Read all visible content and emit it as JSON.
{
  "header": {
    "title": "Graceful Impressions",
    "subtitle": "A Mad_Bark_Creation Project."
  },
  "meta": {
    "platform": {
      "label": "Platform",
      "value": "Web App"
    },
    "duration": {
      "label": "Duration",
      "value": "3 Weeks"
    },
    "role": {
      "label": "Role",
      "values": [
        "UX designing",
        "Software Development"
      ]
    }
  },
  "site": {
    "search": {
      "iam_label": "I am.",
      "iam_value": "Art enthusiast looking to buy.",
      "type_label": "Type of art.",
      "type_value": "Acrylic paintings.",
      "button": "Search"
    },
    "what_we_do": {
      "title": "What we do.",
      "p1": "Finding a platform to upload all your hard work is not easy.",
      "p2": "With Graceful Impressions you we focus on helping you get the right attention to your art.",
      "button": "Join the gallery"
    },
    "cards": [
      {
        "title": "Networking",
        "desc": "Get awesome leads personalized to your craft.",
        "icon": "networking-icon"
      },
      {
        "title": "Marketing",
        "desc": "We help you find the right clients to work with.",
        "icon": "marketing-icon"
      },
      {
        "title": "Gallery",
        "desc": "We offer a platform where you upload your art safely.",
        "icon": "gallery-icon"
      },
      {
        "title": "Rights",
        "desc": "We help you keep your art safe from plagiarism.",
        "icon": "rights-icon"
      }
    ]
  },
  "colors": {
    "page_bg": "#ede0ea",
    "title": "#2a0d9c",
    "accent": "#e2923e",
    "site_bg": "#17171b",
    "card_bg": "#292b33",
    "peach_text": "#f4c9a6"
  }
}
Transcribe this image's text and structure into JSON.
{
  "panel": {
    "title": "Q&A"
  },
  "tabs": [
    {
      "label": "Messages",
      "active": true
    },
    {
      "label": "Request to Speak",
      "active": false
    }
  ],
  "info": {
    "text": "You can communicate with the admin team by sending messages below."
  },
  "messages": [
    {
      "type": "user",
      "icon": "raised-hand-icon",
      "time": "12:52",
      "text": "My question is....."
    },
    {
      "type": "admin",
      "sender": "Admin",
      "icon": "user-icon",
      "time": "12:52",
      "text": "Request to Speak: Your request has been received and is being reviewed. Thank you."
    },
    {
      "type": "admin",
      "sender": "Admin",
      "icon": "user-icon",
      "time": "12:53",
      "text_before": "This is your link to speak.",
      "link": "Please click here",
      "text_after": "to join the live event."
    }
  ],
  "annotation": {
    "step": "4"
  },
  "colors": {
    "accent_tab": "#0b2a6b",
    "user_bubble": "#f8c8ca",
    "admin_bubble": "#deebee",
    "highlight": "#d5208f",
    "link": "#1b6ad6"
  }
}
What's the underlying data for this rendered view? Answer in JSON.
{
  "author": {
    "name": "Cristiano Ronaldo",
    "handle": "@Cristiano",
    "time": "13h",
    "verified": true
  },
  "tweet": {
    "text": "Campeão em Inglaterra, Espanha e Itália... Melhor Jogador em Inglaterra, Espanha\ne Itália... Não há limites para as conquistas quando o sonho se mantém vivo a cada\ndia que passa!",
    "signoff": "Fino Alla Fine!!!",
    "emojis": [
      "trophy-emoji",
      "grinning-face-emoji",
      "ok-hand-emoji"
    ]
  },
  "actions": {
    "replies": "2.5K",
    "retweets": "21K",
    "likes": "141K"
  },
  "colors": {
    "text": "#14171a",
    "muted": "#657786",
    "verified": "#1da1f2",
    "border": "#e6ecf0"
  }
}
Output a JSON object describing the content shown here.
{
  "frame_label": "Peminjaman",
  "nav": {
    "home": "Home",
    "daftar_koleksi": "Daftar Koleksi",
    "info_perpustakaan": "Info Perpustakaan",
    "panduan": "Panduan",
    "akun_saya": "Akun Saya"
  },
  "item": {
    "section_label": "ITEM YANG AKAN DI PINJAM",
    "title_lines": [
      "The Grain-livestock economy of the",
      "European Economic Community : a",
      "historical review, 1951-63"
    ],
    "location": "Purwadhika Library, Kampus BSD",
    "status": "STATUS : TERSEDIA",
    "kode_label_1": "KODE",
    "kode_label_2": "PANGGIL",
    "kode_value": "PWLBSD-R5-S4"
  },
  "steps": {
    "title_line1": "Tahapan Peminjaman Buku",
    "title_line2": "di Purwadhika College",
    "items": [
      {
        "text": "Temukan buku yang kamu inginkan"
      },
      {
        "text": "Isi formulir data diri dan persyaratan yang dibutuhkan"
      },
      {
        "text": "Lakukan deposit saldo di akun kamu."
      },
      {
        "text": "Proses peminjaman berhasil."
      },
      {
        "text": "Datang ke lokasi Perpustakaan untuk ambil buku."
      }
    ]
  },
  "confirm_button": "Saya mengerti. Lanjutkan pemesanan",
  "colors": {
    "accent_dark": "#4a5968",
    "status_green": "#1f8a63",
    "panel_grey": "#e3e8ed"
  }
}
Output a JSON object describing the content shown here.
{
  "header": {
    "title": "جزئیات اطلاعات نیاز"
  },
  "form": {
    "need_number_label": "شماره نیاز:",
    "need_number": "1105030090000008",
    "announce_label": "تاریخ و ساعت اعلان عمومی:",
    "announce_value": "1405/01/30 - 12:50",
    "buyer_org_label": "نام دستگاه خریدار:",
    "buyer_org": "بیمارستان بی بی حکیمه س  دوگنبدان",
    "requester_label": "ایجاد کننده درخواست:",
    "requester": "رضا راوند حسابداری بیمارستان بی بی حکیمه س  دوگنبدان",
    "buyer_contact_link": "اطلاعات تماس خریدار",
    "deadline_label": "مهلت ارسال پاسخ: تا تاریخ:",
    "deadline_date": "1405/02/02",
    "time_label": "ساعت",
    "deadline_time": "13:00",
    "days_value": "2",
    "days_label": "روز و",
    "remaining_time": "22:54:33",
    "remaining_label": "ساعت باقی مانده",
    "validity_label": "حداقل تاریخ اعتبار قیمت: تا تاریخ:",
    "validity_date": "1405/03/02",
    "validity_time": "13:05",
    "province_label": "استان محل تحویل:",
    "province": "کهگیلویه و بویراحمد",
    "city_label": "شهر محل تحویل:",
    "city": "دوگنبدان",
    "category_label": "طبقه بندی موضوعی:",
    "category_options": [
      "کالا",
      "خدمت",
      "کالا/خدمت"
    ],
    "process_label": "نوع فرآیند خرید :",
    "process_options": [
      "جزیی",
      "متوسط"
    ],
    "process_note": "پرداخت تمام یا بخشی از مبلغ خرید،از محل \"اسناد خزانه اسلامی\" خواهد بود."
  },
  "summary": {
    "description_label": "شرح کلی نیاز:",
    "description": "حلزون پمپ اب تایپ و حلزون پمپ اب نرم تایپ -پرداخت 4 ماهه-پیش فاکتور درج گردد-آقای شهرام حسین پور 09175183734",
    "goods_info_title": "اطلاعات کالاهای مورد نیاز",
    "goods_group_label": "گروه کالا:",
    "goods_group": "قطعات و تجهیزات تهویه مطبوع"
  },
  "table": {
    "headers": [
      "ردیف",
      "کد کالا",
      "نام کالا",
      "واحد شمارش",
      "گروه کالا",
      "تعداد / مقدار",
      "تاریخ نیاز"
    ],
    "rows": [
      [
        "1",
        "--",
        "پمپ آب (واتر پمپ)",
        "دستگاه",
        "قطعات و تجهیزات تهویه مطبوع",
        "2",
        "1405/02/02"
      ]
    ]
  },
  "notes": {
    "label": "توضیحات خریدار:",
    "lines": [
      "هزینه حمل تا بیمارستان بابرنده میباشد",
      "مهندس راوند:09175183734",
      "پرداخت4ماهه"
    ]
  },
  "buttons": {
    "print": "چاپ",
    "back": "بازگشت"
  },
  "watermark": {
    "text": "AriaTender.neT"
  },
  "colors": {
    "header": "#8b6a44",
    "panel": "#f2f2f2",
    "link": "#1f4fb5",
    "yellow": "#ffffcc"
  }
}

..........

Copy every line that contains the string "Cristiano".

# [RESPONSE TO THE TASK]
    "name": "Cristiano Ronaldo",
    "handle": "@Cristiano",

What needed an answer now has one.